┌─ Records shown

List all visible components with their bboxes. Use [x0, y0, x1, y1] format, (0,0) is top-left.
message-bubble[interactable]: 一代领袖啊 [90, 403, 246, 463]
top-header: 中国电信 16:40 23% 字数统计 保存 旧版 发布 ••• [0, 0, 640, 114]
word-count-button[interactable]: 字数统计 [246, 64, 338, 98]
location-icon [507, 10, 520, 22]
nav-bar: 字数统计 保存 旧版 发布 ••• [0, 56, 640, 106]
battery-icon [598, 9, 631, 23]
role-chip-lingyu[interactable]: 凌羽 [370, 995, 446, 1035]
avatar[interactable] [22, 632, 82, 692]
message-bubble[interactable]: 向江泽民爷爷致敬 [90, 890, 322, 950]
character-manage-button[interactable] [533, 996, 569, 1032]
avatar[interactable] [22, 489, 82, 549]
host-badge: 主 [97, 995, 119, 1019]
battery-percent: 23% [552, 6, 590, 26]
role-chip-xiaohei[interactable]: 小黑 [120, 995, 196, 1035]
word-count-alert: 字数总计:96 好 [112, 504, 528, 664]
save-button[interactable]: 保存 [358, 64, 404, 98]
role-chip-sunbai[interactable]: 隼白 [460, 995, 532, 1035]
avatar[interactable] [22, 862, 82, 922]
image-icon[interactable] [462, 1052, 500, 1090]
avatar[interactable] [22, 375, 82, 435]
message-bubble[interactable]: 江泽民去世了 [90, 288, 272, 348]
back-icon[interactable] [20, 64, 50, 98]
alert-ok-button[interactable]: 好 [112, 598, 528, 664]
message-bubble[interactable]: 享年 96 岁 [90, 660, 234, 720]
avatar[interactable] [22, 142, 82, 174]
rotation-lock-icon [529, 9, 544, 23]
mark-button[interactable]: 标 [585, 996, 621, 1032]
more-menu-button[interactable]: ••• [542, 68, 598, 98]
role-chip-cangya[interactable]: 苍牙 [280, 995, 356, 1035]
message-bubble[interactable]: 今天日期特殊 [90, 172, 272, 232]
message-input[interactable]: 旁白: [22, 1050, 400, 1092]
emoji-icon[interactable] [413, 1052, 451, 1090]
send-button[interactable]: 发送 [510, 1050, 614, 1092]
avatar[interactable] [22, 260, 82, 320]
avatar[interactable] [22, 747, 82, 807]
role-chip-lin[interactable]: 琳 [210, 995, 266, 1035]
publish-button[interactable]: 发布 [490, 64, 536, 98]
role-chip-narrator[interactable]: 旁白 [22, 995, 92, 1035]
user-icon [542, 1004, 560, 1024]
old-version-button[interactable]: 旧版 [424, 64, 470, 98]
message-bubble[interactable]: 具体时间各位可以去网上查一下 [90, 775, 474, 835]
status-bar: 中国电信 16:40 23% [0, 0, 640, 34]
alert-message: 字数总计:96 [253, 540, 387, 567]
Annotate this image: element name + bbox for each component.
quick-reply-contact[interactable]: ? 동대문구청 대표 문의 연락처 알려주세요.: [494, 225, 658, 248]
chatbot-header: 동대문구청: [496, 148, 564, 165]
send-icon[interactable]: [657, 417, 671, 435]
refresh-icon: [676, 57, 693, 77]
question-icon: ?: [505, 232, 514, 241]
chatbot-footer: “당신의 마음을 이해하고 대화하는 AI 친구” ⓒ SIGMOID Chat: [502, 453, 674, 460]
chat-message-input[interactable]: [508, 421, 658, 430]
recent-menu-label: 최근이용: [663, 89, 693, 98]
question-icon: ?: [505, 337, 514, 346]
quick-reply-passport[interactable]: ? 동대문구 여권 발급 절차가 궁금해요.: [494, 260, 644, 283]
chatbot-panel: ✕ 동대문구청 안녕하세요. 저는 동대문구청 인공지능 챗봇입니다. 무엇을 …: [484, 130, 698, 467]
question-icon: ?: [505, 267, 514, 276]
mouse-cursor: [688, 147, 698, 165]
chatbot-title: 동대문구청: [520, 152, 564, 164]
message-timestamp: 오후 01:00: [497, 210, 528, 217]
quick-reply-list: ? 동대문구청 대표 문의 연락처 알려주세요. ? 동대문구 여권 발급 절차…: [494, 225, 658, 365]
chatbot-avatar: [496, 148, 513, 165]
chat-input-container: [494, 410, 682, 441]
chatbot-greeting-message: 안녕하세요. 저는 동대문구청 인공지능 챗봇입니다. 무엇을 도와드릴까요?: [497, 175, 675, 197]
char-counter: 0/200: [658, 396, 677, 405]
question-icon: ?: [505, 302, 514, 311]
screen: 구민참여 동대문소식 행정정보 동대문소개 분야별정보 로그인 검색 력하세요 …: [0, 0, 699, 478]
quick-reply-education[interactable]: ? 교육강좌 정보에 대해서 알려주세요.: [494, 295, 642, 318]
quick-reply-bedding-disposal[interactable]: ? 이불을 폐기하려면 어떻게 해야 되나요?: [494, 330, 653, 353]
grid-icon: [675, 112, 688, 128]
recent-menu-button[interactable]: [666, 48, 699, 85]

└─

→ **The problem**:
Can you reproduce every line of the records above without changing a single character?

→ **Result of this task**:
List all visible components with their bboxes. Use [x0, y0, x1, y1] format, (0,0) is top-left.
message-bubble[interactable]: 一代领袖啊 [90, 403, 246, 463]
top-header: 中国电信 16:40 23% 字数统计 保存 旧版 发布 ••• [0, 0, 640, 114]
word-count-button[interactable]: 字数统计 [246, 64, 338, 98]
location-icon [507, 10, 520, 22]
nav-bar: 字数统计 保存 旧版 发布 ••• [0, 56, 640, 106]
battery-icon [598, 9, 631, 23]
role-chip-lingyu[interactable]: 凌羽 [370, 995, 446, 1035]
avatar[interactable] [22, 632, 82, 692]
message-bubble[interactable]: 向江泽民爷爷致敬 [90, 890, 322, 950]
character-manage-button[interactable] [533, 996, 569, 1032]
avatar[interactable] [22, 489, 82, 549]
host-badge: 主 [97, 995, 119, 1019]
battery-percent: 23% [552, 6, 590, 26]
role-chip-xiaohei[interactable]: 小黑 [120, 995, 196, 1035]
word-count-alert: 字数总计:96 好 [112, 504, 528, 664]
save-button[interactable]: 保存 [358, 64, 404, 98]
role-chip-sunbai[interactable]: 隼白 [460, 995, 532, 1035]
avatar[interactable] [22, 862, 82, 922]
image-icon[interactable] [462, 1052, 500, 1090]
avatar[interactable] [22, 375, 82, 435]
message-bubble[interactable]: 江泽民去世了 [90, 288, 272, 348]
back-icon[interactable] [20, 64, 50, 98]
alert-ok-button[interactable]: 好 [112, 598, 528, 664]
message-bubble[interactable]: 享年 96 岁 [90, 660, 234, 720]
avatar[interactable] [22, 142, 82, 174]
rotation-lock-icon [529, 9, 544, 23]
mark-button[interactable]: 标 [585, 996, 621, 1032]
more-menu-button[interactable]: ••• [542, 68, 598, 98]
role-chip-cangya[interactable]: 苍牙 [280, 995, 356, 1035]
message-bubble[interactable]: 今天日期特殊 [90, 172, 272, 232]
message-input[interactable]: 旁白: [22, 1050, 400, 1092]
emoji-icon[interactable] [413, 1052, 451, 1090]
send-button[interactable]: 发送 [510, 1050, 614, 1092]
avatar[interactable] [22, 260, 82, 320]
avatar[interactable] [22, 747, 82, 807]
role-chip-lin[interactable]: 琳 [210, 995, 266, 1035]
publish-button[interactable]: 发布 [490, 64, 536, 98]
role-chip-narrator[interactable]: 旁白 [22, 995, 92, 1035]
user-icon [542, 1004, 560, 1024]
old-version-button[interactable]: 旧版 [424, 64, 470, 98]
message-bubble[interactable]: 具体时间各位可以去网上查一下 [90, 775, 474, 835]
status-bar: 中国电信 16:40 23% [0, 0, 640, 34]
alert-message: 字数总计:96 [253, 540, 387, 567]
Annotate this image: element name + bbox for each component.
quick-reply-contact[interactable]: ? 동대문구청 대표 문의 연락처 알려주세요.: [494, 225, 658, 248]
chatbot-header: 동대문구청: [496, 148, 564, 165]
send-icon[interactable]: [657, 417, 671, 435]
refresh-icon: [676, 57, 693, 77]
question-icon: ?: [505, 232, 514, 241]
chatbot-footer: “당신의 마음을 이해하고 대화하는 AI 친구” ⓒ SIGMOID Chat: [502, 453, 674, 460]
chat-message-input[interactable]: [508, 421, 658, 430]
recent-menu-label: 최근이용: [663, 89, 693, 98]
question-icon: ?: [505, 337, 514, 346]
quick-reply-passport[interactable]: ? 동대문구 여권 발급 절차가 궁금해요.: [494, 260, 644, 283]
chatbot-panel: ✕ 동대문구청 안녕하세요. 저는 동대문구청 인공지능 챗봇입니다. 무엇을 …: [484, 130, 698, 467]
question-icon: ?: [505, 267, 514, 276]
mouse-cursor: [688, 147, 698, 165]
chatbot-title: 동대문구청: [520, 152, 564, 164]
message-timestamp: 오후 01:00: [497, 210, 528, 217]
quick-reply-list: ? 동대문구청 대표 문의 연락처 알려주세요. ? 동대문구 여권 발급 절차…: [494, 225, 658, 365]
chatbot-avatar: [496, 148, 513, 165]
chat-input-container: [494, 410, 682, 441]
chatbot-greeting-message: 안녕하세요. 저는 동대문구청 인공지능 챗봇입니다. 무엇을 도와드릴까요?: [497, 175, 675, 197]
char-counter: 0/200: [658, 396, 677, 405]
question-icon: ?: [505, 302, 514, 311]
screen: 구민참여 동대문소식 행정정보 동대문소개 분야별정보 로그인 검색 력하세요 …: [0, 0, 699, 478]
quick-reply-education[interactable]: ? 교육강좌 정보에 대해서 알려주세요.: [494, 295, 642, 318]
quick-reply-bedding-disposal[interactable]: ? 이불을 폐기하려면 어떻게 해야 되나요?: [494, 330, 653, 353]
grid-icon: [675, 112, 688, 128]
recent-menu-button[interactable]: [666, 48, 699, 85]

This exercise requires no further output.